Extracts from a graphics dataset
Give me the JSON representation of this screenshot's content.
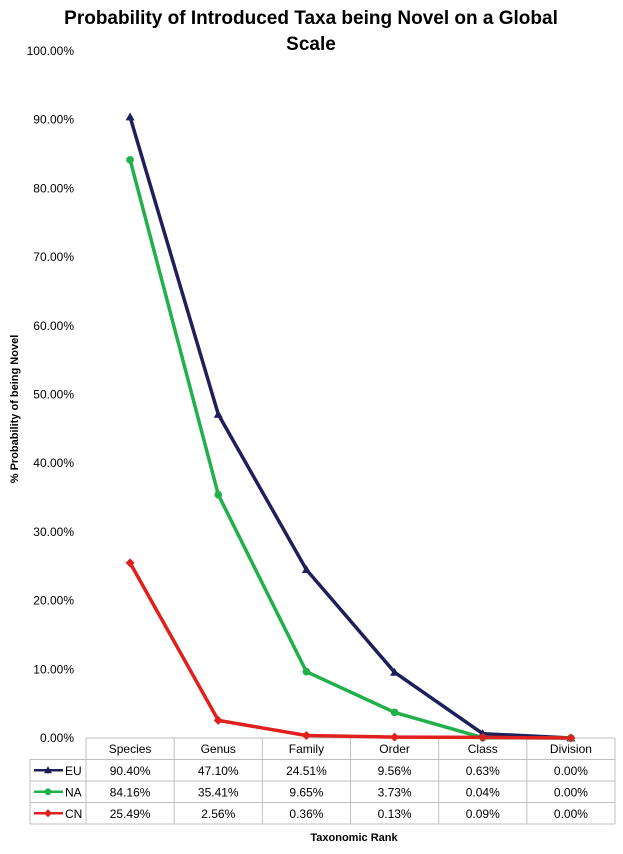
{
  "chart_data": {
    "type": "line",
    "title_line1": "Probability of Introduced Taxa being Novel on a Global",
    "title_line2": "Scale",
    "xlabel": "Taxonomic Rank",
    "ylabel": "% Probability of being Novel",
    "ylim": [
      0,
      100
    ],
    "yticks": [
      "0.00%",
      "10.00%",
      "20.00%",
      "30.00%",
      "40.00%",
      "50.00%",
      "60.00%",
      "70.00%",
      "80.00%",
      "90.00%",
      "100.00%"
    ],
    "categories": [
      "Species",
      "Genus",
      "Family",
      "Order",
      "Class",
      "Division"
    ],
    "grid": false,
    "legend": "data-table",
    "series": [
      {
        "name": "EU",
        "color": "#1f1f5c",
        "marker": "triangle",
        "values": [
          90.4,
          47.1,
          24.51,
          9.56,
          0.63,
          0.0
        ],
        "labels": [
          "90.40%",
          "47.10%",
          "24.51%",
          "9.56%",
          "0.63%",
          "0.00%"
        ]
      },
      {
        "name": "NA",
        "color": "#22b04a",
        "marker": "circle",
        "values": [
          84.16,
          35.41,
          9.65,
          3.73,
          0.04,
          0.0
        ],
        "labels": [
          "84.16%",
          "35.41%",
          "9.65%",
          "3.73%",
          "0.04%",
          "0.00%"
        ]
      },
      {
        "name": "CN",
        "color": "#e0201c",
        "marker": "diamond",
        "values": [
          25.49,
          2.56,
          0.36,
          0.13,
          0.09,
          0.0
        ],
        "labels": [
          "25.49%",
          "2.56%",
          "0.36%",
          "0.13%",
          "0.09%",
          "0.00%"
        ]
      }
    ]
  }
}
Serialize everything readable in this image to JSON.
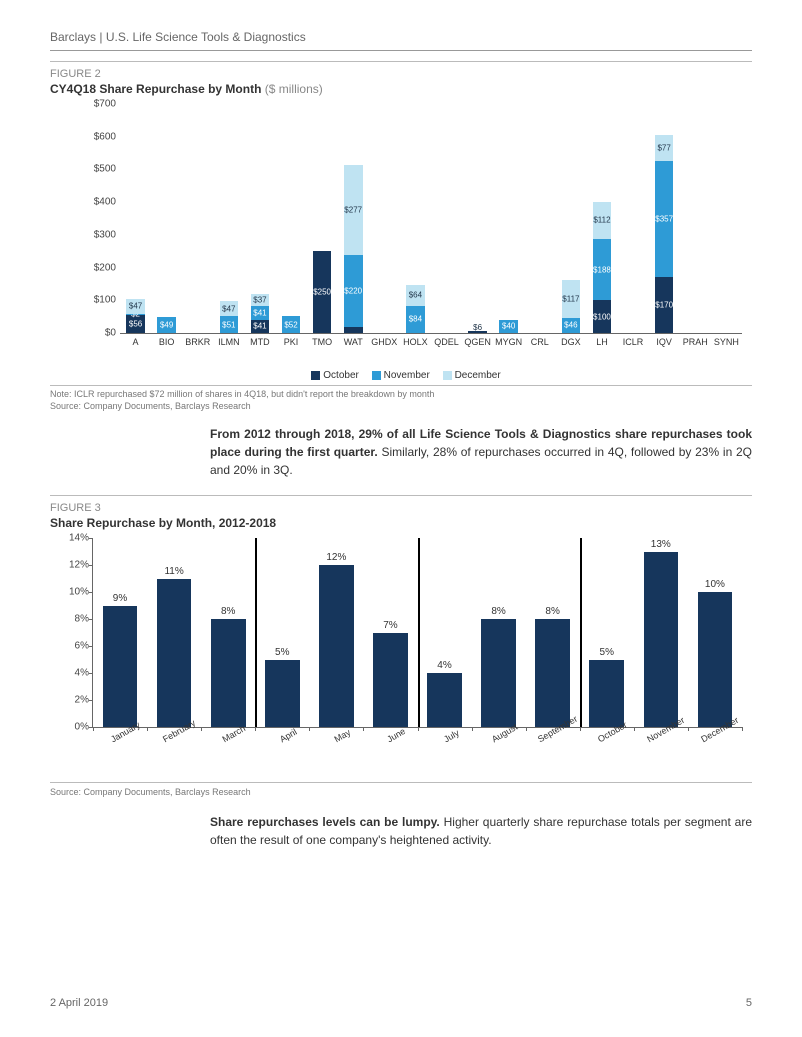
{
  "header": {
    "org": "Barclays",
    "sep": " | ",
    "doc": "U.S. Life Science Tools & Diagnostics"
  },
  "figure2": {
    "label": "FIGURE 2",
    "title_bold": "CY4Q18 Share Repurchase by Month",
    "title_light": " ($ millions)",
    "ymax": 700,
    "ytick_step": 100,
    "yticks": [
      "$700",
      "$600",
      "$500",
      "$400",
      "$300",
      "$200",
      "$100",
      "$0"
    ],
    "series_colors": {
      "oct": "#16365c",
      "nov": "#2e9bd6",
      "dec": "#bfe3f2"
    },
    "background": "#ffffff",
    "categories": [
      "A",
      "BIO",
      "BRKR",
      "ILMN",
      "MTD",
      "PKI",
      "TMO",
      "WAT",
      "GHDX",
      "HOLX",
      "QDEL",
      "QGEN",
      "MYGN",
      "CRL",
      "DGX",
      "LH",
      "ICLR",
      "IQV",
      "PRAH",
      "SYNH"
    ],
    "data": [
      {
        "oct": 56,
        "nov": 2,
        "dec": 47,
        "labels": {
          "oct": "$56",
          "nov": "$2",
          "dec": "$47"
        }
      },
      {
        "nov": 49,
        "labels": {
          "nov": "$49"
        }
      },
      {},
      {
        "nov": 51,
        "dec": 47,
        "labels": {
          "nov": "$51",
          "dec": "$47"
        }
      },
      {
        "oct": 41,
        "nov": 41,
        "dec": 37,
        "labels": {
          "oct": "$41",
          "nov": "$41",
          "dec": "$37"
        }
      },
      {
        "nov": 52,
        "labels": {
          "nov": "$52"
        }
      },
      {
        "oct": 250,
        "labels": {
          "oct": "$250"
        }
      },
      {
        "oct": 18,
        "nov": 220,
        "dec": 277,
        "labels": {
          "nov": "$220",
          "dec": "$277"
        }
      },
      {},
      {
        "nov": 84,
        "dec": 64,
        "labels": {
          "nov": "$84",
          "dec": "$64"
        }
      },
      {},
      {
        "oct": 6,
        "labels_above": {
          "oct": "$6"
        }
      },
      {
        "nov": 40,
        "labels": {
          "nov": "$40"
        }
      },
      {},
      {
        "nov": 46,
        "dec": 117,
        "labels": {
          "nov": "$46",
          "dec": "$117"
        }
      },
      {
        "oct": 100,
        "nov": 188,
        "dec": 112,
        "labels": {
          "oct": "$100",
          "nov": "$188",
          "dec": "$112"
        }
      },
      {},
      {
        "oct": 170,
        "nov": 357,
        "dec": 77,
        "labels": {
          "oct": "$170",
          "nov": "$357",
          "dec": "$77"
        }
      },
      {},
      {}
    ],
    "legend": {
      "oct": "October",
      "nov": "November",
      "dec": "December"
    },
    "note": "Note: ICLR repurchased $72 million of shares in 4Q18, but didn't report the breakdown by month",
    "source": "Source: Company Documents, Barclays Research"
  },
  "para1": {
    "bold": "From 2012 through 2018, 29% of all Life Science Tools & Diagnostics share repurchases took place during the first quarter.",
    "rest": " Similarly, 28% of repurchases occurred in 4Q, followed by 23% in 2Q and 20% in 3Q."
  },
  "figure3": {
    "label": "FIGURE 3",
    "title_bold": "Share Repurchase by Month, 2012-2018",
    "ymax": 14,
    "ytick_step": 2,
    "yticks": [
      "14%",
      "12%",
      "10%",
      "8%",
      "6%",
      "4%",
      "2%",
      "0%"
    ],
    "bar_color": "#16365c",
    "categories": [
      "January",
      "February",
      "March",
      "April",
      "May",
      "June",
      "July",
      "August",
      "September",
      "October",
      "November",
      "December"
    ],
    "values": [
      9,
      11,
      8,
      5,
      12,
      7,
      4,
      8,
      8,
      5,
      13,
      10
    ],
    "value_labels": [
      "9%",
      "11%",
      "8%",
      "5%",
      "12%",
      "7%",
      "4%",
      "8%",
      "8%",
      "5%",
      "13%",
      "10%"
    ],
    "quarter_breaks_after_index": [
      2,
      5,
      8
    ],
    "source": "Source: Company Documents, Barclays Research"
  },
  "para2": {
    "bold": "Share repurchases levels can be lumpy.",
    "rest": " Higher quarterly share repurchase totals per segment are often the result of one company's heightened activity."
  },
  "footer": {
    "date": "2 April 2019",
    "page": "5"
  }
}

→ WRITTEN INSTRUCTION
Copy each line above that contains the word "ICLR".

→ THE ANSWER
      "ICLR",
    "note": "Note: ICLR repurchased $72 million of shares in 4Q18, but didn't report the breakdown by month",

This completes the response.